§ WHAT TO PRODUCE
Filter the entries and keep only the lines where the string "negative" appears.

**********

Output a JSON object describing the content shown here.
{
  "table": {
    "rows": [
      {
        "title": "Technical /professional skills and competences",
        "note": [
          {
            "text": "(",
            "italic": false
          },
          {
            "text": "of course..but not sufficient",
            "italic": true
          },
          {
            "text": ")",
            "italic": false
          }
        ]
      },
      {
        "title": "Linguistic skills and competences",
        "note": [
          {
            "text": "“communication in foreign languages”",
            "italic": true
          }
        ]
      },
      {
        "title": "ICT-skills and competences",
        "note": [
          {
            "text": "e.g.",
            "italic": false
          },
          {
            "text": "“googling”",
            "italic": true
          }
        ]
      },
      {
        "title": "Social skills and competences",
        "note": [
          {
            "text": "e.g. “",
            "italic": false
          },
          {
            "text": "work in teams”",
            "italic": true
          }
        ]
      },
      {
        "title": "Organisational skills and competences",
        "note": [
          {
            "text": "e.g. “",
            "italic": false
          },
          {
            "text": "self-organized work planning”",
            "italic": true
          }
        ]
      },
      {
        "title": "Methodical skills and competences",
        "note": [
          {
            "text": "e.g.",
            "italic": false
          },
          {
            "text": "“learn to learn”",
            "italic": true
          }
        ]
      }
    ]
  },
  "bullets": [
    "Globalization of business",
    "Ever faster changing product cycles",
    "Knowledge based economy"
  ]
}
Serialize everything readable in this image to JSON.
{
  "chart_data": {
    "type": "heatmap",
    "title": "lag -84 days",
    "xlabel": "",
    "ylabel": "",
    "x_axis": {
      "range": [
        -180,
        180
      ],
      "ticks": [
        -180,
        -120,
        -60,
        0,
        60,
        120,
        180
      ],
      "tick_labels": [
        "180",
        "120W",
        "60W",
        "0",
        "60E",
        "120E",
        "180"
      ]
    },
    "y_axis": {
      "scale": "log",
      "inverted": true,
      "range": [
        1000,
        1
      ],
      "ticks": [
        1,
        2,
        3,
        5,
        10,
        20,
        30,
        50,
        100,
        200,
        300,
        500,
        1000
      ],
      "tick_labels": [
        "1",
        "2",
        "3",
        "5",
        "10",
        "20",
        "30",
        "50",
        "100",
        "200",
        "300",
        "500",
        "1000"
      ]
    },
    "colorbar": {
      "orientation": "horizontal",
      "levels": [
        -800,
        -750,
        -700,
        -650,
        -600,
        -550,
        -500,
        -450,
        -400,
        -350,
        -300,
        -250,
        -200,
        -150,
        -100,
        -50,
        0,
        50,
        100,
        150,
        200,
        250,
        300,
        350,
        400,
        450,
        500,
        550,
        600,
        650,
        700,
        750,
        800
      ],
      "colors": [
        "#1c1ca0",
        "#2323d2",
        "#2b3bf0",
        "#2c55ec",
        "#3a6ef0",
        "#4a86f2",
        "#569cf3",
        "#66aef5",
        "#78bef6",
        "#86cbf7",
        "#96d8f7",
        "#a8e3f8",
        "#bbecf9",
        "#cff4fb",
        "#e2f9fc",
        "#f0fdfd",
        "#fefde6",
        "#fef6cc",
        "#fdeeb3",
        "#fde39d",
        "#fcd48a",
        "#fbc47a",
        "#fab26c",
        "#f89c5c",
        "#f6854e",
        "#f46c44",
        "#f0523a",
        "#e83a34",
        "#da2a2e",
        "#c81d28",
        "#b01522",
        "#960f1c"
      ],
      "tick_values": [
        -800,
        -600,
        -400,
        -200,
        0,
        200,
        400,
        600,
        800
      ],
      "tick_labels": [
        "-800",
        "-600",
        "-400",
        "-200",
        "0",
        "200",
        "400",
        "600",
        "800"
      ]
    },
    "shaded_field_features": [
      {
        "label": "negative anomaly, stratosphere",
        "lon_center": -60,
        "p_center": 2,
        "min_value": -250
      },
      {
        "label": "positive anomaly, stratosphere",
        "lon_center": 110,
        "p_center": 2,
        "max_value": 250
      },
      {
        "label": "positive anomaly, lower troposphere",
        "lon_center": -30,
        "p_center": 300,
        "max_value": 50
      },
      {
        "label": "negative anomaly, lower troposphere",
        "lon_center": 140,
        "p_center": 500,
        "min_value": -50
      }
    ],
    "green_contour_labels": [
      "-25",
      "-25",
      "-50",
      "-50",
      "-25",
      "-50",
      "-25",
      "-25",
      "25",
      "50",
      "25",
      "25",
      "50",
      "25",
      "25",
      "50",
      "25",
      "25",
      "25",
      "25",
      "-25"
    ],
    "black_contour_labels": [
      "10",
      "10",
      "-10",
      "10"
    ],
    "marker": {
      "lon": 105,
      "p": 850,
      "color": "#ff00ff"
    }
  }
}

**********

§ EXERCISE RESULT
        "label": "negative anomaly, stratosphere",
        "label": "negative anomaly, lower troposphere",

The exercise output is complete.